(Dataset items)
○ ○ ○ ○
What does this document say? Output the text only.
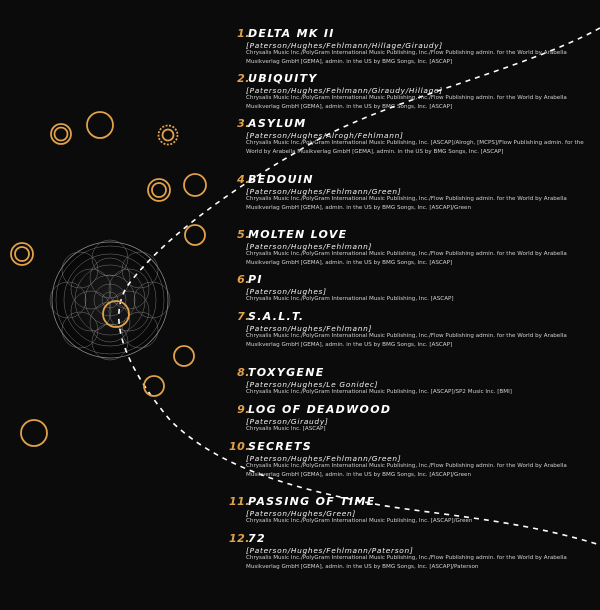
1.
DELTA MK II
[Paterson/Hughes/Fehlmann/Hillage/Giraudy]
Chrysalis Music Inc./PolyGram International Music Publishing, Inc./Flow Publishing admin. for the World by Arabella Musikverlag GmbH [GEMA], admin. in the US by BMG Songs, Inc. [ASCAP]
2.
UBIQUITY
[Paterson/Hughes/Fehlmann/Giraudy/Hillage]
Chrysalis Music Inc./PolyGram International Music Publishing, Inc./Flow Publishing admin. for the World by Arabella Musikverlag GmbH [GEMA], admin. in the US by BMG Songs, Inc. [ASCAP]
3.
ASYLUM
[Paterson/Hughes/Alrogh/Fehlmann]
Chrysalis Music Inc./PolyGram International Music Publishing, Inc. [ASCAP]/Alrogh, [MCPS]/Flow Publishing admin. for the World by Arabella Musikverlag GmbH [GEMA], admin. in the US by BMG Songs, Inc. [ASCAP]
4.
BEDOUIN
[Paterson/Hughes/Fehlmann/Green]
Chrysalis Music Inc./PolyGram International Music Publishing, Inc./Flow Publishing admin. for the World by Arabella Musikverlag GmbH [GEMA], admin. in the US by BMG Songs, Inc. [ASCAP]/Green
5.
MOLTEN LOVE
[Paterson/Hughes/Fehlmann]
Chrysalis Music Inc./PolyGram International Music Publishing, Inc./Flow Publishing admin. for the World by Arabella Musikverlag GmbH [GEMA], admin. in the US by BMG Songs, Inc. [ASCAP]
6.
PI
[Paterson/Hughes]
Chrysalis Music Inc./PolyGram International Music Publishing, Inc. [ASCAP]
7.
S.A.L.T.
[Paterson/Hughes/Fehlmann]
Chrysalis Music Inc./PolyGram International Music Publishing, Inc./Flow Publishing admin. for the World by Arabella Musikverlag GmbH [GEMA], admin. in the US by BMG Songs, Inc. [ASCAP]
8.
TOXYGENE
[Paterson/Hughes/Le Gonidec]
Chrysalis Music Inc./PolyGram International Music Publishing, Inc. [ASCAP]/SP2 Music Inc. [BMI]
9.
LOG OF DEADWOOD
[Paterson/Giraudy]
Chrysalis Music Inc. [ASCAP]
10.
SECRETS
[Paterson/Hughes/Fehlmann/Green]
Chrysalis Music Inc./PolyGram International Music Publishing, Inc./Flow Publishing admin. for the World by Arabella Musikverlag GmbH [GEMA], admin. in the US by BMG Songs, Inc. [ASCAP]/Green
11.
PASSING OF TIME
[Paterson/Hughes/Green]
Chrysalis Music Inc./PolyGram International Music Publishing, Inc. [ASCAP]/Green
12.
72
[Paterson/Hughes/Fehlmann/Paterson]
Chrysalis Music Inc./PolyGram International Music Publishing, Inc./Flow Publishing admin. for the World by Arabella Musikverlag GmbH [GEMA], admin. in the US by BMG Songs, Inc. [ASCAP]/Paterson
○ ○ ○ ○
**Exercise aim:**
All of the entries above should be duplicated exactly, except for the pictures.

**Exercise solution:**
What does this document say? Output the text only.
1.
DELTA MK II
[Paterson/Hughes/Fehlmann/Hillage/Giraudy]
Chrysalis Music Inc./PolyGram International Music Publishing, Inc./Flow Publishing admin. for the World by Arabella Musikverlag GmbH [GEMA], admin. in the US by BMG Songs, Inc. [ASCAP]
2.
UBIQUITY
[Paterson/Hughes/Fehlmann/Giraudy/Hillage]
Chrysalis Music Inc./PolyGram International Music Publishing, Inc./Flow Publishing admin. for the World by Arabella Musikverlag GmbH [GEMA], admin. in the US by BMG Songs, Inc. [ASCAP]
3.
ASYLUM
[Paterson/Hughes/Alrogh/Fehlmann]
Chrysalis Music Inc./PolyGram International Music Publishing, Inc. [ASCAP]/Alrogh, [MCPS]/Flow Publishing admin. for the World by Arabella Musikverlag GmbH [GEMA], admin. in the US by BMG Songs, Inc. [ASCAP]
4.
BEDOUIN
[Paterson/Hughes/Fehlmann/Green]
Chrysalis Music Inc./PolyGram International Music Publishing, Inc./Flow Publishing admin. for the World by Arabella Musikverlag GmbH [GEMA], admin. in the US by BMG Songs, Inc. [ASCAP]/Green
5.
MOLTEN LOVE
[Paterson/Hughes/Fehlmann]
Chrysalis Music Inc./PolyGram International Music Publishing, Inc./Flow Publishing admin. for the World by Arabella Musikverlag GmbH [GEMA], admin. in the US by BMG Songs, Inc. [ASCAP]
6.
PI
[Paterson/Hughes]
Chrysalis Music Inc./PolyGram International Music Publishing, Inc. [ASCAP]
7.
S.A.L.T.
[Paterson/Hughes/Fehlmann]
Chrysalis Music Inc./PolyGram International Music Publishing, Inc./Flow Publishing admin. for the World by Arabella Musikverlag GmbH [GEMA], admin. in the US by BMG Songs, Inc. [ASCAP]
8.
TOXYGENE
[Paterson/Hughes/Le Gonidec]
Chrysalis Music Inc./PolyGram International Music Publishing, Inc. [ASCAP]/SP2 Music Inc. [BMI]
9.
LOG OF DEADWOOD
[Paterson/Giraudy]
Chrysalis Music Inc. [ASCAP]
10.
SECRETS
[Paterson/Hughes/Fehlmann/Green]
Chrysalis Music Inc./PolyGram International Music Publishing, Inc./Flow Publishing admin. for the World by Arabella Musikverlag GmbH [GEMA], admin. in the US by BMG Songs, Inc. [ASCAP]/Green
11.
PASSING OF TIME
[Paterson/Hughes/Green]
Chrysalis Music Inc./PolyGram International Music Publishing, Inc. [ASCAP]/Green
12.
72
[Paterson/Hughes/Fehlmann/Paterson]
Chrysalis Music Inc./PolyGram International Music Publishing, Inc./Flow Publishing admin. for the World by Arabella Musikverlag GmbH [GEMA], admin. in the US by BMG Songs, Inc. [ASCAP]/Paterson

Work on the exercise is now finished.